(Collected data entries)
☆ ☆ ☆

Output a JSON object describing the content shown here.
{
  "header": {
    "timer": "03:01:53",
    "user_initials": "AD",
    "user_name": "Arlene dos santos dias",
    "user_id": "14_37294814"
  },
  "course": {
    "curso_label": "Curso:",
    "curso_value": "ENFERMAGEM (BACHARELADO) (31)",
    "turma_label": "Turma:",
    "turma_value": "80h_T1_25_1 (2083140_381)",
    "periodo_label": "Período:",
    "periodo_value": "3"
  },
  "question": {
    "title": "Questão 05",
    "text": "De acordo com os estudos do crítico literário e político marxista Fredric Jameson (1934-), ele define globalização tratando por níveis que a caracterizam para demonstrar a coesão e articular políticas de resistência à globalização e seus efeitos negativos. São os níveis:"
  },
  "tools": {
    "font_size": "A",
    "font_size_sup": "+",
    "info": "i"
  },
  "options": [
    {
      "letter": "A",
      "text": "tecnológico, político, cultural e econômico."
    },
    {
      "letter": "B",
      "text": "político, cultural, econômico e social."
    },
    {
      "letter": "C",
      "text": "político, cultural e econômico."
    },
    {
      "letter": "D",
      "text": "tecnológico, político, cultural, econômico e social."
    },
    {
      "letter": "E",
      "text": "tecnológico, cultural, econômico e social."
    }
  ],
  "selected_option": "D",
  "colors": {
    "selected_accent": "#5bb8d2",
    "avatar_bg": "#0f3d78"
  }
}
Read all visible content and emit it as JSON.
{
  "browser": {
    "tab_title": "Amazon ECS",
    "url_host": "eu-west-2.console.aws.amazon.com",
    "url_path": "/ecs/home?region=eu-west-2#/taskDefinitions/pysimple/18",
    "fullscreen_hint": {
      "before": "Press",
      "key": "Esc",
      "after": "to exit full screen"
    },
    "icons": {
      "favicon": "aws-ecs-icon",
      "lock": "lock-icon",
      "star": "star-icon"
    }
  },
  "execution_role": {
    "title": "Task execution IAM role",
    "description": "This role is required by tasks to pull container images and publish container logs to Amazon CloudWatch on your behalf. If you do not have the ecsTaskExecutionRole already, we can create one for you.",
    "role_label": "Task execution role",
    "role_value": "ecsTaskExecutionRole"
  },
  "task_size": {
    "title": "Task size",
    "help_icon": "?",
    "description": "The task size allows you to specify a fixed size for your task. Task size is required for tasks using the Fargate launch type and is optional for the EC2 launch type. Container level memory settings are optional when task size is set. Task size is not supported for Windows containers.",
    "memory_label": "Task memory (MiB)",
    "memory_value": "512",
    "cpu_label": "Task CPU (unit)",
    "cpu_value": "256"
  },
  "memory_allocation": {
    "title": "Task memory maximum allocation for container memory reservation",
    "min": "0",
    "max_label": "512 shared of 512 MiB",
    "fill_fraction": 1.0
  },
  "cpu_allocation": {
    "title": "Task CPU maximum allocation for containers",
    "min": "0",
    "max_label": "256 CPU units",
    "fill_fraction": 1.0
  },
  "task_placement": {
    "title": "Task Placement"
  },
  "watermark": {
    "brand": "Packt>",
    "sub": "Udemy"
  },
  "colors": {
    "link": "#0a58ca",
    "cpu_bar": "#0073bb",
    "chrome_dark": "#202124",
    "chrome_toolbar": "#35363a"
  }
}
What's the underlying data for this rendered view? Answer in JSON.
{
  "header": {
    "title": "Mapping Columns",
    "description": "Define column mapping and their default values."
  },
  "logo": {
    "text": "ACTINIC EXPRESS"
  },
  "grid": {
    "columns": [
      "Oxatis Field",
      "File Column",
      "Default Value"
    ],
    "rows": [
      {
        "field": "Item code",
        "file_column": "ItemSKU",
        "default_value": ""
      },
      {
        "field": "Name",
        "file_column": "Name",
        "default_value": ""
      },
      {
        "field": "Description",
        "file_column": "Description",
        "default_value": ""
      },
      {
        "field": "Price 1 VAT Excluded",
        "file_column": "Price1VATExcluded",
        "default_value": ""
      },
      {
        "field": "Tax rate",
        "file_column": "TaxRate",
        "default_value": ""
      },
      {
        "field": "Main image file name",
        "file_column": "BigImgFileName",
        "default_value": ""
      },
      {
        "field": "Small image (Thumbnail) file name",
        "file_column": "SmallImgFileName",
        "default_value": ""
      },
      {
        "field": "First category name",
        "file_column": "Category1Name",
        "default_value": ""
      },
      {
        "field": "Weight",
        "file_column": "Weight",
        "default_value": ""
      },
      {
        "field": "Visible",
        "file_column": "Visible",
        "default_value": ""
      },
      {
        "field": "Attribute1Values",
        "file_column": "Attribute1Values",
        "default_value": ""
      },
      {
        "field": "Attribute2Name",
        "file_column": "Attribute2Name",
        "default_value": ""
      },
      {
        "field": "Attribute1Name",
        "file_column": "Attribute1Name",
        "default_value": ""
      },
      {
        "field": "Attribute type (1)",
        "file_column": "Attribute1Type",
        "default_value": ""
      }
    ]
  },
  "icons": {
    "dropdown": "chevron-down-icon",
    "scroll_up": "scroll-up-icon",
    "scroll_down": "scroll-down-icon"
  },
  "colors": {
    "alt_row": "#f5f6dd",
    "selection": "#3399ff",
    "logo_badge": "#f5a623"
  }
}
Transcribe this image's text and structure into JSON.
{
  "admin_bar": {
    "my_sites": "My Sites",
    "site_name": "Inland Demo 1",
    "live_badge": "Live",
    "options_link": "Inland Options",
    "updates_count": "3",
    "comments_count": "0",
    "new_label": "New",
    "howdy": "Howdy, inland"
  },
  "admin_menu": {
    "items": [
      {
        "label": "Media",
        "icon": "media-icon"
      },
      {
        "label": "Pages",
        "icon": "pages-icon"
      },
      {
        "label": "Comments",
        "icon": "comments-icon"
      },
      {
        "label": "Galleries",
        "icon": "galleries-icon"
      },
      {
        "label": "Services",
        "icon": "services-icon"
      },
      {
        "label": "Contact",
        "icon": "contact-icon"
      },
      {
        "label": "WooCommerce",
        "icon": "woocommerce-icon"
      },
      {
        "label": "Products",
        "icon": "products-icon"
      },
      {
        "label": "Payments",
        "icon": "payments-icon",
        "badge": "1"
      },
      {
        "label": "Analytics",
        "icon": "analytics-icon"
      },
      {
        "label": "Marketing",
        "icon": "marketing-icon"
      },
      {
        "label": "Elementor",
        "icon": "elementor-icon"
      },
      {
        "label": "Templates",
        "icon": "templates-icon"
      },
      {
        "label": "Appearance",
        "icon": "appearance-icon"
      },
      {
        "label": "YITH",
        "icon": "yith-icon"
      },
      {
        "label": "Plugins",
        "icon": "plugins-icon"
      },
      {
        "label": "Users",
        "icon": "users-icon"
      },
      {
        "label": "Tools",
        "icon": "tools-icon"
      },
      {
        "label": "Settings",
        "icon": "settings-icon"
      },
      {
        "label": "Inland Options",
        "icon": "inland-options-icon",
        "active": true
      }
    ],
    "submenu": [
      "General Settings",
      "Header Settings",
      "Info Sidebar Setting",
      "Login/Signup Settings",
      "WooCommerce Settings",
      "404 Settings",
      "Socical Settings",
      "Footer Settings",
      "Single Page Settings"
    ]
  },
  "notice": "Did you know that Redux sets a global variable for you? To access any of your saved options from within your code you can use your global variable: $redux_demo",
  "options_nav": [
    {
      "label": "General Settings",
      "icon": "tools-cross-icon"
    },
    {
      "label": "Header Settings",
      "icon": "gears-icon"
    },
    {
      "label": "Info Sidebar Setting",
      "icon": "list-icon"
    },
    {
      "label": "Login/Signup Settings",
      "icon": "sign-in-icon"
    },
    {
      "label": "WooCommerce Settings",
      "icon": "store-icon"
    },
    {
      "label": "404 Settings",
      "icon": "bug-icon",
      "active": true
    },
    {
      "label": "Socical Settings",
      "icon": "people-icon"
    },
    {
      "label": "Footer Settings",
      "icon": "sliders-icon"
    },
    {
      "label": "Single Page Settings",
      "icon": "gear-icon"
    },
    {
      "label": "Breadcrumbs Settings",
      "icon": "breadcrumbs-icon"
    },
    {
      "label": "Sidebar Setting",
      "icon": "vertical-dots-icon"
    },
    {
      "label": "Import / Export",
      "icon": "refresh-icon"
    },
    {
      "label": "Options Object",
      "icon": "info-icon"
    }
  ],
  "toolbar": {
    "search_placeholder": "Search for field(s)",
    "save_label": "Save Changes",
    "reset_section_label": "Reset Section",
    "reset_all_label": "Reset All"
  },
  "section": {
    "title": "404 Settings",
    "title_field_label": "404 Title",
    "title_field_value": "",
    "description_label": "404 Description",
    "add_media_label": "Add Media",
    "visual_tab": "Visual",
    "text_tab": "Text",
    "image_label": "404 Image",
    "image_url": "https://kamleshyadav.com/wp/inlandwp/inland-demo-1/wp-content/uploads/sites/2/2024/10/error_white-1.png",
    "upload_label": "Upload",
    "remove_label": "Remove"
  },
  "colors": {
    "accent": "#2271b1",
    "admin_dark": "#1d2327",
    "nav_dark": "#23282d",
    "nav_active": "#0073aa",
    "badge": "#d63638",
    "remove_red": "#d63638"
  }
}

☆ ☆ ☆

**Written instruction**
For each line of the listing that holds the word "west", show that line.

**Solved problem**
    "url_host": "eu-west-2.console.aws.amazon.com",
    "url_path": "/ecs/home?region=eu-west-2#/taskDefinitions/pysimple/18",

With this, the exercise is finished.